### What this task involves
Print the data that follows exactly.

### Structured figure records
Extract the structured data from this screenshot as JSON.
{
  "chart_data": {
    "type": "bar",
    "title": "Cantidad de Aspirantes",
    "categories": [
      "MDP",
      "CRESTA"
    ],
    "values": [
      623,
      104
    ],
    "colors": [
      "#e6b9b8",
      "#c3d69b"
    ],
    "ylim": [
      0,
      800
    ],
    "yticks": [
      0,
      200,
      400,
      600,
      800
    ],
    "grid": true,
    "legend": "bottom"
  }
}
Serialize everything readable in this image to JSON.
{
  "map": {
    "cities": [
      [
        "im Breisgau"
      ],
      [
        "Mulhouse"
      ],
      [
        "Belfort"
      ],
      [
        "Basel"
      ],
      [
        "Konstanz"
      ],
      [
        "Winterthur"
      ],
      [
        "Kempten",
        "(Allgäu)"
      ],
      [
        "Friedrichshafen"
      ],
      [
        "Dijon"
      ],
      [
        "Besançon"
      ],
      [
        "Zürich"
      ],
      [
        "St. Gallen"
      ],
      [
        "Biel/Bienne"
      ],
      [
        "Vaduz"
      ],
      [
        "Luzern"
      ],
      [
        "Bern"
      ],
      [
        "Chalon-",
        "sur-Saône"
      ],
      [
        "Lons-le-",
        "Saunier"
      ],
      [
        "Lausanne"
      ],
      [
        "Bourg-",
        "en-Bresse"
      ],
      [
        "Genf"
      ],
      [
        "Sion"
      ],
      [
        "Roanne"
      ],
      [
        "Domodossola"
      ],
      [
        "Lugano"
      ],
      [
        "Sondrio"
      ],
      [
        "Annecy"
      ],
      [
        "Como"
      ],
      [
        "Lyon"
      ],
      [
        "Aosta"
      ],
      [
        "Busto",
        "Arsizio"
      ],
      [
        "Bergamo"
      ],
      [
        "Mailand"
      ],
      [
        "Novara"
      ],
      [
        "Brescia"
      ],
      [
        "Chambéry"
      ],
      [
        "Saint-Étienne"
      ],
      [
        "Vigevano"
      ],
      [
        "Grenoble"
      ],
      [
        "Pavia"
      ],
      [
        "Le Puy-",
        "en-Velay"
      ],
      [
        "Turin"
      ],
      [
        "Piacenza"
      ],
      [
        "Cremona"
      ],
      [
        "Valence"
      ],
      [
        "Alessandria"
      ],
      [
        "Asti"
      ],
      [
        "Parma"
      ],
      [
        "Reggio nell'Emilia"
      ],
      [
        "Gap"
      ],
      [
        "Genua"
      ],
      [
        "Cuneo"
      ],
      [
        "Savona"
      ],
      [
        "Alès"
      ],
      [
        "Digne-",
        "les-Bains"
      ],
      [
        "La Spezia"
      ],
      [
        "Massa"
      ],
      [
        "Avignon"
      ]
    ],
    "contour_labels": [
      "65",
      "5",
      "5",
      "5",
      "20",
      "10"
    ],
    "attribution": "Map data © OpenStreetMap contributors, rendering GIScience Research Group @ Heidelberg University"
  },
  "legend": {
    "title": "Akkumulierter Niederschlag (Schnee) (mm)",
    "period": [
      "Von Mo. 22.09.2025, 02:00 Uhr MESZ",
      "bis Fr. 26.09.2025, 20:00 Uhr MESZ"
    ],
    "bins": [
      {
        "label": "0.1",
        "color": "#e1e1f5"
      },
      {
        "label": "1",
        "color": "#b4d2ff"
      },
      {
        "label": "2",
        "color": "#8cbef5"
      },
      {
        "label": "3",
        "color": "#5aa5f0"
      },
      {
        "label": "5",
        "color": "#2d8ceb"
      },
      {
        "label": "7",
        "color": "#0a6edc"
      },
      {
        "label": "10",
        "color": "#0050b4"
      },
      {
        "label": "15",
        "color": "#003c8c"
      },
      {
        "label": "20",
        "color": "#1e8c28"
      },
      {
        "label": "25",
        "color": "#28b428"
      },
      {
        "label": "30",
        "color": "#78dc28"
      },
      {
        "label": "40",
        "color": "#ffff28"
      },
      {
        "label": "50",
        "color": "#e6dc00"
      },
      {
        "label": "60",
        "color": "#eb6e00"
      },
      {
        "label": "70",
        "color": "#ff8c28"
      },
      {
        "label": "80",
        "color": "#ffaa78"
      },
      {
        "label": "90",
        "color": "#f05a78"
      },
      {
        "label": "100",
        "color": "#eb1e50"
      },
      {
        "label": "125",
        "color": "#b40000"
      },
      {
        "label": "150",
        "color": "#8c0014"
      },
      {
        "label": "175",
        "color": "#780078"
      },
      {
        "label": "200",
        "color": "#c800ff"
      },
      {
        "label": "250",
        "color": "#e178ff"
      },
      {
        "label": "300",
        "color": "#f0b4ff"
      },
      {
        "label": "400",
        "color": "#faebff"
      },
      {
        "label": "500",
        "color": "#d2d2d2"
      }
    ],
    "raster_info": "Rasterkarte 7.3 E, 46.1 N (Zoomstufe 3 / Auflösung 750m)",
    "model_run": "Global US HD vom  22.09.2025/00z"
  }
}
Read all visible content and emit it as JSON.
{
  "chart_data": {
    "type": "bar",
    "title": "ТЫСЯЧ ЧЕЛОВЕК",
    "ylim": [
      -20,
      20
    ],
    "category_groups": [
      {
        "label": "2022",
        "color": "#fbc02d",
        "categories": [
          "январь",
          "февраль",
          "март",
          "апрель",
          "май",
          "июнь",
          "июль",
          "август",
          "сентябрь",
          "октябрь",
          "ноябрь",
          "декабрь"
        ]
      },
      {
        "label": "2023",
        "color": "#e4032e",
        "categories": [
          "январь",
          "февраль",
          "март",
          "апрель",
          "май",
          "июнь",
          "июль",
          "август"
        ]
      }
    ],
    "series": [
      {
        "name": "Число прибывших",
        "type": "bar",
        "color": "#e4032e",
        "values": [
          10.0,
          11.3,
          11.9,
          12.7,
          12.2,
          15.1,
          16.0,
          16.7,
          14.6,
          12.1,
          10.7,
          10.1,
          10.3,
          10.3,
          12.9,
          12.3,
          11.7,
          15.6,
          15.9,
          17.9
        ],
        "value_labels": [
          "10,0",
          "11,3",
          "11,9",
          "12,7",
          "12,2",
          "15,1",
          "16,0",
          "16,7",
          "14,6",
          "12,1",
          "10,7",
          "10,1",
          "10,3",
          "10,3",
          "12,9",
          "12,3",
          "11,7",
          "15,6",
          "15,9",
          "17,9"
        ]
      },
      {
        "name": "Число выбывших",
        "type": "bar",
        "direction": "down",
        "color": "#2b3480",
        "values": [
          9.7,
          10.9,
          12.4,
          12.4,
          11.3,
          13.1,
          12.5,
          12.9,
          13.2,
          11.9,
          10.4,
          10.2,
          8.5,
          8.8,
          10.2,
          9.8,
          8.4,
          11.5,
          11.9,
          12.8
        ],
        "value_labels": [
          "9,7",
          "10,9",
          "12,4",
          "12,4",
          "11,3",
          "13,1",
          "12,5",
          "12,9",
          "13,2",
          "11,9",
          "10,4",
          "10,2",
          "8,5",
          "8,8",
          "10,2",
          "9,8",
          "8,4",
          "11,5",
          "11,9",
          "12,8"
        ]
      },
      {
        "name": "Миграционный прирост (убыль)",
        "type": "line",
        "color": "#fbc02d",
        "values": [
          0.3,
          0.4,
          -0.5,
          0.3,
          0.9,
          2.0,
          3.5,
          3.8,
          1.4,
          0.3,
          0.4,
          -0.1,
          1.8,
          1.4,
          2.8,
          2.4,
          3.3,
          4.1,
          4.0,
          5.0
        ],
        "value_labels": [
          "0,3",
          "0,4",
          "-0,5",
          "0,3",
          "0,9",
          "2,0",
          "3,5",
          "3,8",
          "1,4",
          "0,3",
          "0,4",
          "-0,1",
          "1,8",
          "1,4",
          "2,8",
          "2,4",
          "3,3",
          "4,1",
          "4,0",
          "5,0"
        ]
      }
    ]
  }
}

### Expected answer
Extract the structured data from this screenshot as JSON.
{
  "chart_data": {
    "type": "bar",
    "title": "Cantidad de Aspirantes",
    "categories": [
      "MDP",
      "CRESTA"
    ],
    "values": [
      623,
      104
    ],
    "colors": [
      "#e6b9b8",
      "#c3d69b"
    ],
    "ylim": [
      0,
      800
    ],
    "yticks": [
      0,
      200,
      400,
      600,
      800
    ],
    "grid": true,
    "legend": "bottom"
  }
}
Serialize everything readable in this image to JSON.
{
  "map": {
    "cities": [
      [
        "im Breisgau"
      ],
      [
        "Mulhouse"
      ],
      [
        "Belfort"
      ],
      [
        "Basel"
      ],
      [
        "Konstanz"
      ],
      [
        "Winterthur"
      ],
      [
        "Kempten",
        "(Allgäu)"
      ],
      [
        "Friedrichshafen"
      ],
      [
        "Dijon"
      ],
      [
        "Besançon"
      ],
      [
        "Zürich"
      ],
      [
        "St. Gallen"
      ],
      [
        "Biel/Bienne"
      ],
      [
        "Vaduz"
      ],
      [
        "Luzern"
      ],
      [
        "Bern"
      ],
      [
        "Chalon-",
        "sur-Saône"
      ],
      [
        "Lons-le-",
        "Saunier"
      ],
      [
        "Lausanne"
      ],
      [
        "Bourg-",
        "en-Bresse"
      ],
      [
        "Genf"
      ],
      [
        "Sion"
      ],
      [
        "Roanne"
      ],
      [
        "Domodossola"
      ],
      [
        "Lugano"
      ],
      [
        "Sondrio"
      ],
      [
        "Annecy"
      ],
      [
        "Como"
      ],
      [
        "Lyon"
      ],
      [
        "Aosta"
      ],
      [
        "Busto",
        "Arsizio"
      ],
      [
        "Bergamo"
      ],
      [
        "Mailand"
      ],
      [
        "Novara"
      ],
      [
        "Brescia"
      ],
      [
        "Chambéry"
      ],
      [
        "Saint-Étienne"
      ],
      [
        "Vigevano"
      ],
      [
        "Grenoble"
      ],
      [
        "Pavia"
      ],
      [
        "Le Puy-",
        "en-Velay"
      ],
      [
        "Turin"
      ],
      [
        "Piacenza"
      ],
      [
        "Cremona"
      ],
      [
        "Valence"
      ],
      [
        "Alessandria"
      ],
      [
        "Asti"
      ],
      [
        "Parma"
      ],
      [
        "Reggio nell'Emilia"
      ],
      [
        "Gap"
      ],
      [
        "Genua"
      ],
      [
        "Cuneo"
      ],
      [
        "Savona"
      ],
      [
        "Alès"
      ],
      [
        "Digne-",
        "les-Bains"
      ],
      [
        "La Spezia"
      ],
      [
        "Massa"
      ],
      [
        "Avignon"
      ]
    ],
    "contour_labels": [
      "65",
      "5",
      "5",
      "5",
      "20",
      "10"
    ],
    "attribution": "Map data © OpenStreetMap contributors, rendering GIScience Research Group @ Heidelberg University"
  },
  "legend": {
    "title": "Akkumulierter Niederschlag (Schnee) (mm)",
    "period": [
      "Von Mo. 22.09.2025, 02:00 Uhr MESZ",
      "bis Fr. 26.09.2025, 20:00 Uhr MESZ"
    ],
    "bins": [
      {
        "label": "0.1",
        "color": "#e1e1f5"
      },
      {
        "label": "1",
        "color": "#b4d2ff"
      },
      {
        "label": "2",
        "color": "#8cbef5"
      },
      {
        "label": "3",
        "color": "#5aa5f0"
      },
      {
        "label": "5",
        "color": "#2d8ceb"
      },
      {
        "label": "7",
        "color": "#0a6edc"
      },
      {
        "label": "10",
        "color": "#0050b4"
      },
      {
        "label": "15",
        "color": "#003c8c"
      },
      {
        "label": "20",
        "color": "#1e8c28"
      },
      {
        "label": "25",
        "color": "#28b428"
      },
      {
        "label": "30",
        "color": "#78dc28"
      },
      {
        "label": "40",
        "color": "#ffff28"
      },
      {
        "label": "50",
        "color": "#e6dc00"
      },
      {
        "label": "60",
        "color": "#eb6e00"
      },
      {
        "label": "70",
        "color": "#ff8c28"
      },
      {
        "label": "80",
        "color": "#ffaa78"
      },
      {
        "label": "90",
        "color": "#f05a78"
      },
      {
        "label": "100",
        "color": "#eb1e50"
      },
      {
        "label": "125",
        "color": "#b40000"
      },
      {
        "label": "150",
        "color": "#8c0014"
      },
      {
        "label": "175",
        "color": "#780078"
      },
      {
        "label": "200",
        "color": "#c800ff"
      },
      {
        "label": "250",
        "color": "#e178ff"
      },
      {
        "label": "300",
        "color": "#f0b4ff"
      },
      {
        "label": "400",
        "color": "#faebff"
      },
      {
        "label": "500",
        "color": "#d2d2d2"
      }
    ],
    "raster_info": "Rasterkarte 7.3 E, 46.1 N (Zoomstufe 3 / Auflösung 750m)",
    "model_run": "Global US HD vom  22.09.2025/00z"
  }
}
Read all visible content and emit it as JSON.
{
  "chart_data": {
    "type": "bar",
    "title": "ТЫСЯЧ ЧЕЛОВЕК",
    "ylim": [
      -20,
      20
    ],
    "category_groups": [
      {
        "label": "2022",
        "color": "#fbc02d",
        "categories": [
          "январь",
          "февраль",
          "март",
          "апрель",
          "май",
          "июнь",
          "июль",
          "август",
          "сентябрь",
          "октябрь",
          "ноябрь",
          "декабрь"
        ]
      },
      {
        "label": "2023",
        "color": "#e4032e",
        "categories": [
          "январь",
          "февраль",
          "март",
          "апрель",
          "май",
          "июнь",
          "июль",
          "август"
        ]
      }
    ],
    "series": [
      {
        "name": "Число прибывших",
        "type": "bar",
        "color": "#e4032e",
        "values": [
          10.0,
          11.3,
          11.9,
          12.7,
          12.2,
          15.1,
          16.0,
          16.7,
          14.6,
          12.1,
          10.7,
          10.1,
          10.3,
          10.3,
          12.9,
          12.3,
          11.7,
          15.6,
          15.9,
          17.9
        ],
        "value_labels": [
          "10,0",
          "11,3",
          "11,9",
          "12,7",
          "12,2",
          "15,1",
          "16,0",
          "16,7",
          "14,6",
          "12,1",
          "10,7",
          "10,1",
          "10,3",
          "10,3",
          "12,9",
          "12,3",
          "11,7",
          "15,6",
          "15,9",
          "17,9"
        ]
      },
      {
        "name": "Число выбывших",
        "type": "bar",
        "direction": "down",
        "color": "#2b3480",
        "values": [
          9.7,
          10.9,
          12.4,
          12.4,
          11.3,
          13.1,
          12.5,
          12.9,
          13.2,
          11.9,
          10.4,
          10.2,
          8.5,
          8.8,
          10.2,
          9.8,
          8.4,
          11.5,
          11.9,
          12.8
        ],
        "value_labels": [
          "9,7",
          "10,9",
          "12,4",
          "12,4",
          "11,3",
          "13,1",
          "12,5",
          "12,9",
          "13,2",
          "11,9",
          "10,4",
          "10,2",
          "8,5",
          "8,8",
          "10,2",
          "9,8",
          "8,4",
          "11,5",
          "11,9",
          "12,8"
        ]
      },
      {
        "name": "Миграционный прирост (убыль)",
        "type": "line",
        "color": "#fbc02d",
        "values": [
          0.3,
          0.4,
          -0.5,
          0.3,
          0.9,
          2.0,
          3.5,
          3.8,
          1.4,
          0.3,
          0.4,
          -0.1,
          1.8,
          1.4,
          2.8,
          2.4,
          3.3,
          4.1,
          4.0,
          5.0
        ],
        "value_labels": [
          "0,3",
          "0,4",
          "-0,5",
          "0,3",
          "0,9",
          "2,0",
          "3,5",
          "3,8",
          "1,4",
          "0,3",
          "0,4",
          "-0,1",
          "1,8",
          "1,4",
          "2,8",
          "2,4",
          "3,3",
          "4,1",
          "4,0",
          "5,0"
        ]
      }
    ]
  }
}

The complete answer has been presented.